Check each line of the records below for the string "votre", then state how many lines contain it, with no other output.

*TASK INPUTS*

-.-.-

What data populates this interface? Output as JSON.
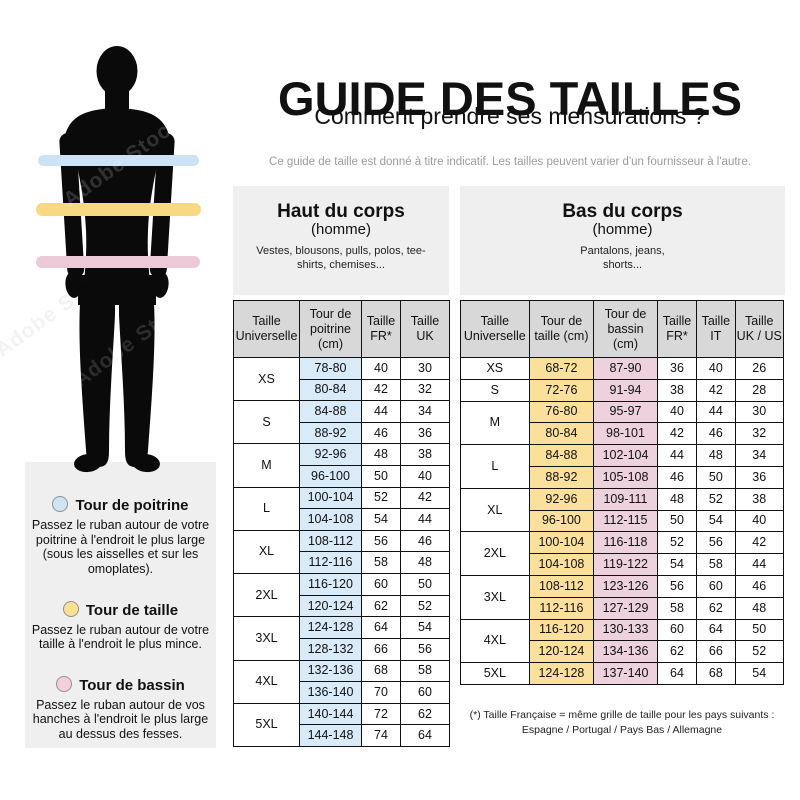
{
  "header": {
    "title": "GUIDE DES TAILLES",
    "subtitle": "Comment prendre ses mensurations ?",
    "disclaimer": "Ce guide de taille est donné à titre indicatif. Les tailles peuvent varier d'un fournisseur à l'autre."
  },
  "figure": {
    "watermark": "Adobe Stock",
    "bands": [
      {
        "name": "tour-de-poitrine",
        "color": "#cbe3f5"
      },
      {
        "name": "tour-de-taille",
        "color": "#f8d981"
      },
      {
        "name": "tour-de-bassin",
        "color": "#ecc9d7"
      }
    ]
  },
  "legend": {
    "items": [
      {
        "title": "Tour de poitrine",
        "color": "#cfe5f6",
        "text": "Passez le ruban autour de votre poitrine à l'endroit le plus large (sous les aisselles et sur les omoplates)."
      },
      {
        "title": "Tour de taille",
        "color": "#fbe094",
        "text": "Passez le ruban autour de votre taille à l'endroit le plus mince."
      },
      {
        "title": "Tour de bassin",
        "color": "#f3cfdc",
        "text": "Passez le ruban autour de vos hanches à l'endroit le plus large au dessus des fesses."
      }
    ]
  },
  "upper_table": {
    "panel": {
      "title": "Haut du corps",
      "subtitle": "(homme)",
      "desc": "Vestes, blousons, pulls, polos, tee-shirts, chemises..."
    },
    "columns": [
      "Taille Universelle",
      "Tour de poitrine (cm)",
      "Taille FR*",
      "Taille UK"
    ],
    "value_col_colors": [
      "#d9eaf8",
      null,
      null
    ],
    "groups": [
      {
        "size": "XS",
        "rows": [
          [
            "78-80",
            "40",
            "30"
          ],
          [
            "80-84",
            "42",
            "32"
          ]
        ]
      },
      {
        "size": "S",
        "rows": [
          [
            "84-88",
            "44",
            "34"
          ],
          [
            "88-92",
            "46",
            "36"
          ]
        ]
      },
      {
        "size": "M",
        "rows": [
          [
            "92-96",
            "48",
            "38"
          ],
          [
            "96-100",
            "50",
            "40"
          ]
        ]
      },
      {
        "size": "L",
        "rows": [
          [
            "100-104",
            "52",
            "42"
          ],
          [
            "104-108",
            "54",
            "44"
          ]
        ]
      },
      {
        "size": "XL",
        "rows": [
          [
            "108-112",
            "56",
            "46"
          ],
          [
            "112-116",
            "58",
            "48"
          ]
        ]
      },
      {
        "size": "2XL",
        "rows": [
          [
            "116-120",
            "60",
            "50"
          ],
          [
            "120-124",
            "62",
            "52"
          ]
        ]
      },
      {
        "size": "3XL",
        "rows": [
          [
            "124-128",
            "64",
            "54"
          ],
          [
            "128-132",
            "66",
            "56"
          ]
        ]
      },
      {
        "size": "4XL",
        "rows": [
          [
            "132-136",
            "68",
            "58"
          ],
          [
            "136-140",
            "70",
            "60"
          ]
        ]
      },
      {
        "size": "5XL",
        "rows": [
          [
            "140-144",
            "72",
            "62"
          ],
          [
            "144-148",
            "74",
            "64"
          ]
        ]
      }
    ]
  },
  "lower_table": {
    "panel": {
      "title": "Bas du corps",
      "subtitle": "(homme)",
      "desc": "Pantalons, jeans, shorts..."
    },
    "columns": [
      "Taille Universelle",
      "Tour de taille (cm)",
      "Tour de bassin (cm)",
      "Taille FR*",
      "Taille IT",
      "Taille UK / US"
    ],
    "value_col_colors": [
      "#fbe09c",
      "#edd2de",
      null,
      null,
      null
    ],
    "groups": [
      {
        "size": "XS",
        "rows": [
          [
            "68-72",
            "87-90",
            "36",
            "40",
            "26"
          ]
        ]
      },
      {
        "size": "S",
        "rows": [
          [
            "72-76",
            "91-94",
            "38",
            "42",
            "28"
          ]
        ]
      },
      {
        "size": "M",
        "rows": [
          [
            "76-80",
            "95-97",
            "40",
            "44",
            "30"
          ],
          [
            "80-84",
            "98-101",
            "42",
            "46",
            "32"
          ]
        ]
      },
      {
        "size": "L",
        "rows": [
          [
            "84-88",
            "102-104",
            "44",
            "48",
            "34"
          ],
          [
            "88-92",
            "105-108",
            "46",
            "50",
            "36"
          ]
        ]
      },
      {
        "size": "XL",
        "rows": [
          [
            "92-96",
            "109-111",
            "48",
            "52",
            "38"
          ],
          [
            "96-100",
            "112-115",
            "50",
            "54",
            "40"
          ]
        ]
      },
      {
        "size": "2XL",
        "rows": [
          [
            "100-104",
            "116-118",
            "52",
            "56",
            "42"
          ],
          [
            "104-108",
            "119-122",
            "54",
            "58",
            "44"
          ]
        ]
      },
      {
        "size": "3XL",
        "rows": [
          [
            "108-112",
            "123-126",
            "56",
            "60",
            "46"
          ],
          [
            "112-116",
            "127-129",
            "58",
            "62",
            "48"
          ]
        ]
      },
      {
        "size": "4XL",
        "rows": [
          [
            "116-120",
            "130-133",
            "60",
            "64",
            "50"
          ],
          [
            "120-124",
            "134-136",
            "62",
            "66",
            "52"
          ]
        ]
      },
      {
        "size": "5XL",
        "rows": [
          [
            "124-128",
            "137-140",
            "64",
            "68",
            "54"
          ]
        ]
      }
    ]
  },
  "footnote": {
    "line1": "(*) Taille Française = même grille de taille pour les pays suivants :",
    "line2": "Espagne / Portugal / Pays Bas / Allemagne"
  }
}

-.-.-

*FINISHED TASK*
2